* START *

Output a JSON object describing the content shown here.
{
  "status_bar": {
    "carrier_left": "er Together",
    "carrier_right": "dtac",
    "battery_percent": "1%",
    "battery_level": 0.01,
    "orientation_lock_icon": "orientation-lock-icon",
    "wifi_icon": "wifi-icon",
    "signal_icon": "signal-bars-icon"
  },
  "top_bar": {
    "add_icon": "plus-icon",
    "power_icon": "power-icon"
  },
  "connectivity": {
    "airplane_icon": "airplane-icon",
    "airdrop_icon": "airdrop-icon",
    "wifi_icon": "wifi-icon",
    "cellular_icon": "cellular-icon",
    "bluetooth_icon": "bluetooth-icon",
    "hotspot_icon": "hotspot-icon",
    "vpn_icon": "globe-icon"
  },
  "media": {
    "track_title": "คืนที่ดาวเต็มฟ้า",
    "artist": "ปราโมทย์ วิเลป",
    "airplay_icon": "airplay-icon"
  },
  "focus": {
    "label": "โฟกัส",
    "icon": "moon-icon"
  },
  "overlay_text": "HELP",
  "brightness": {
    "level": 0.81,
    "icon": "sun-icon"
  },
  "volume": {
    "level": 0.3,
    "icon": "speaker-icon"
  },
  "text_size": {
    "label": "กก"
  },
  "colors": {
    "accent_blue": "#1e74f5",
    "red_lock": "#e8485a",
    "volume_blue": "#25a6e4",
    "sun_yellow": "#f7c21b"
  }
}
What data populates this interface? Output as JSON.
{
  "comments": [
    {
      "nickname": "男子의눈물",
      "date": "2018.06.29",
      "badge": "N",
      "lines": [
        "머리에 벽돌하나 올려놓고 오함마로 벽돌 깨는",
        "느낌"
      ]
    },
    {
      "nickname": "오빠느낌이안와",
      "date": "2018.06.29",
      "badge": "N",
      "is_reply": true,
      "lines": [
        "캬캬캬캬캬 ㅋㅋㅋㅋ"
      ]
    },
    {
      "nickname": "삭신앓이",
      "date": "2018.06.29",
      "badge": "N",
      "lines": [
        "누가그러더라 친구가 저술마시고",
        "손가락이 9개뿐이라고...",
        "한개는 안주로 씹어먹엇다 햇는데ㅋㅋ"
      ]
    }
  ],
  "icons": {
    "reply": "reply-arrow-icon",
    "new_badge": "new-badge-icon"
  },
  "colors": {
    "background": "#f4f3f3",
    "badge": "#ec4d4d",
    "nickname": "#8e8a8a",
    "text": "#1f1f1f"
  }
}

* END *

> PROBLEM DETAILS: Point out every line holding the string "JSON" and copy it.

> ANSWER BELOW:
Output a JSON object describing the content shown here.
What data populates this interface? Output as JSON.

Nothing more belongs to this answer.